**AVAILABLE RECORDS**
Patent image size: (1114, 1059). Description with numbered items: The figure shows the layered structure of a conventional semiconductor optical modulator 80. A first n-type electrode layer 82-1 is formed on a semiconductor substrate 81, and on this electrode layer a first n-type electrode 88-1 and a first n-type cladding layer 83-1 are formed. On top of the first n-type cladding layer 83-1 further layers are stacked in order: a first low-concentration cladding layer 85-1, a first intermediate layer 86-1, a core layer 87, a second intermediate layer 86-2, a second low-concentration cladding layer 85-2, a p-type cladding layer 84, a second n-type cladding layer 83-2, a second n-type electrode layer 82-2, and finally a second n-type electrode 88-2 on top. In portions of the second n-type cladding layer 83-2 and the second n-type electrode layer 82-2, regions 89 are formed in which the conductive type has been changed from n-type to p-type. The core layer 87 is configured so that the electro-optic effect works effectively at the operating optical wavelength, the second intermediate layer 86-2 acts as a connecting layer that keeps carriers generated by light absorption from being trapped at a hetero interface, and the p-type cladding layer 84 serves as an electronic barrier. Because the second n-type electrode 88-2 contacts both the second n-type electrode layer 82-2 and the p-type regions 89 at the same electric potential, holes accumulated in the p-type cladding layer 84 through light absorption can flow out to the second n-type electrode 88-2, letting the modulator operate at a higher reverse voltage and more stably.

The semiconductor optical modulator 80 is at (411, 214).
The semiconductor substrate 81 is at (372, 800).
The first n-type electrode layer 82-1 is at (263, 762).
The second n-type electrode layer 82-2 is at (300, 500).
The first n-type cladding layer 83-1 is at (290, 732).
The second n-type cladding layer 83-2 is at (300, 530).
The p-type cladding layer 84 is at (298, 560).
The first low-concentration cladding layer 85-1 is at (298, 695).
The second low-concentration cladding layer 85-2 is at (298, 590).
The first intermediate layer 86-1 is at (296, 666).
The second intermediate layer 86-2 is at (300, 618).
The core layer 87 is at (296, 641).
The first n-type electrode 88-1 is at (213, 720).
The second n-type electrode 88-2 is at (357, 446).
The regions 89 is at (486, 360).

**OBJECTIVE**
Copy the material word for word, from its first line through the line that contains "The first n-type cladding layer 83-1 is", and include that line.

**EXERCISE RESULT**
Patent image size: (1114, 1059). Description with numbered items: The figure shows the layered structure of a conventional semiconductor optical modulator 80. A first n-type electrode layer 82-1 is formed on a semiconductor substrate 81, and on this electrode layer a first n-type electrode 88-1 and a first n-type cladding layer 83-1 are formed. On top of the first n-type cladding layer 83-1 further layers are stacked in order: a first low-concentration cladding layer 85-1, a first intermediate layer 86-1, a core layer 87, a second intermediate layer 86-2, a second low-concentration cladding layer 85-2, a p-type cladding layer 84, a second n-type cladding layer 83-2, a second n-type electrode layer 82-2, and finally a second n-type electrode 88-2 on top. In portions of the second n-type cladding layer 83-2 and the second n-type electrode layer 82-2, regions 89 are formed in which the conductive type has been changed from n-type to p-type. The core layer 87 is configured so that the electro-optic effect works effectively at the operating optical wavelength, the second intermediate layer 86-2 acts as a connecting layer that keeps carriers generated by light absorption from being trapped at a hetero interface, and the p-type cladding layer 84 serves as an electronic barrier. Because the second n-type electrode 88-2 contacts both the second n-type electrode layer 82-2 and the p-type regions 89 at the same electric potential, holes accumulated in the p-type cladding layer 84 through light absorption can flow out to the second n-type electrode 88-2, letting the modulator operate at a higher reverse voltage and more stably.

The semiconductor optical modulator 80 is at (411, 214).
The semiconductor substrate 81 is at (372, 800).
The first n-type electrode layer 82-1 is at (263, 762).
The second n-type electrode layer 82-2 is at (300, 500).
The first n-type cladding layer 83-1 is at (290, 732).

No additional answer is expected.